Stored data:
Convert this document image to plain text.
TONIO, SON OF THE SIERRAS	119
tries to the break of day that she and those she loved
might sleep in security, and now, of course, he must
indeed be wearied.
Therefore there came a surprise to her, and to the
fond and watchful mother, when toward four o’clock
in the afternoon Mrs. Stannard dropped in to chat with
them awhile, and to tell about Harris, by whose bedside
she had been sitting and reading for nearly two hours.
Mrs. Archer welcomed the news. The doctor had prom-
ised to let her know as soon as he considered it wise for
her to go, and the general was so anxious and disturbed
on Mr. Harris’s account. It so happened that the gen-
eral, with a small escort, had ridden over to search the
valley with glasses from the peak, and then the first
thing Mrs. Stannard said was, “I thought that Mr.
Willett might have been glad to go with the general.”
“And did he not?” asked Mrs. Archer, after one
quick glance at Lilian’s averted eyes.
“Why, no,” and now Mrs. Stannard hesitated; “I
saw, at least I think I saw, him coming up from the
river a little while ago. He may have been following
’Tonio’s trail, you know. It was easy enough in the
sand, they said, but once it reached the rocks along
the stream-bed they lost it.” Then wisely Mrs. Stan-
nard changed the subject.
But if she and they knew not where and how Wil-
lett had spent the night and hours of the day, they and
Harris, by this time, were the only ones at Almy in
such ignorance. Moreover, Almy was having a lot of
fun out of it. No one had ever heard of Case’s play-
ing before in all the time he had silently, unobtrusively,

* * *

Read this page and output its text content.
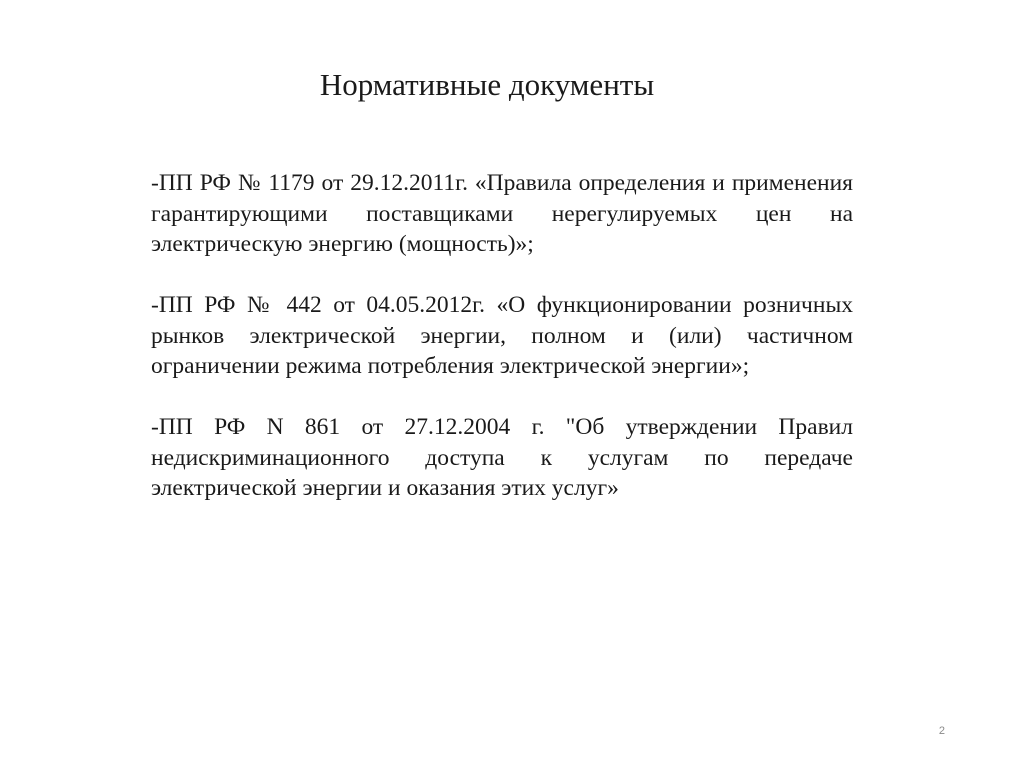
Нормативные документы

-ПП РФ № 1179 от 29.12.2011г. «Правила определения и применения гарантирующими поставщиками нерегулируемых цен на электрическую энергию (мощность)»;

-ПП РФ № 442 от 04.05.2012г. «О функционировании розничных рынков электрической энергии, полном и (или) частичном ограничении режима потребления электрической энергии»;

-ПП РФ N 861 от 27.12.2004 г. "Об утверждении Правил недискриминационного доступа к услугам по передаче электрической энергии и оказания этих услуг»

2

WRITTEN TASK: Each line above that includes "they" should be shown.

RESULT OF THIS EXERCISE:
sand, they said, but once it reached the rocks along
the stream-bed they lost it.” Then wisely Mrs. Stan-
But if she and they knew not where and how Wil-
lett had spent the night and hours of the day, they and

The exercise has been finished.